## Begin DATA IN THIS EXERCISE
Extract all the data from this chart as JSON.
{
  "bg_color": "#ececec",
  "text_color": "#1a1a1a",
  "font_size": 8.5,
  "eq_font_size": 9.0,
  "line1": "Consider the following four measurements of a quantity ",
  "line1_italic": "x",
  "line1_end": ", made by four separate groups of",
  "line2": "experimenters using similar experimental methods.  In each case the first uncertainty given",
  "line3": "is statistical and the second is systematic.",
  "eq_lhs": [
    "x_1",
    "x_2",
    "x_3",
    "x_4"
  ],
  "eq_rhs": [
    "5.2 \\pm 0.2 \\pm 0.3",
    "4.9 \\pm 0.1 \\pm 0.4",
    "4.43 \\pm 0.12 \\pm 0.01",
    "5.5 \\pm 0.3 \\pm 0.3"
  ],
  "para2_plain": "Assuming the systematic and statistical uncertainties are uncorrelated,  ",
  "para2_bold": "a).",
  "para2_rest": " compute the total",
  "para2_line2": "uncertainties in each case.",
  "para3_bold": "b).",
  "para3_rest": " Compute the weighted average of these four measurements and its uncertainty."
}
## End DATA IN THIS EXERCISE
WHAT NEEDS TO BE DONE: Retype every entry above, word for word.

ANSWER TO THIS EXERCISE:
Extract all the data from this chart as JSON.
{
  "bg_color": "#ececec",
  "text_color": "#1a1a1a",
  "font_size": 8.5,
  "eq_font_size": 9.0,
  "line1": "Consider the following four measurements of a quantity ",
  "line1_italic": "x",
  "line1_end": ", made by four separate groups of",
  "line2": "experimenters using similar experimental methods.  In each case the first uncertainty given",
  "line3": "is statistical and the second is systematic.",
  "eq_lhs": [
    "x_1",
    "x_2",
    "x_3",
    "x_4"
  ],
  "eq_rhs": [
    "5.2 \\pm 0.2 \\pm 0.3",
    "4.9 \\pm 0.1 \\pm 0.4",
    "4.43 \\pm 0.12 \\pm 0.01",
    "5.5 \\pm 0.3 \\pm 0.3"
  ],
  "para2_plain": "Assuming the systematic and statistical uncertainties are uncorrelated,  ",
  "para2_bold": "a).",
  "para2_rest": " compute the total",
  "para2_line2": "uncertainties in each case.",
  "para3_bold": "b).",
  "para3_rest": " Compute the weighted average of these four measurements and its uncertainty."
}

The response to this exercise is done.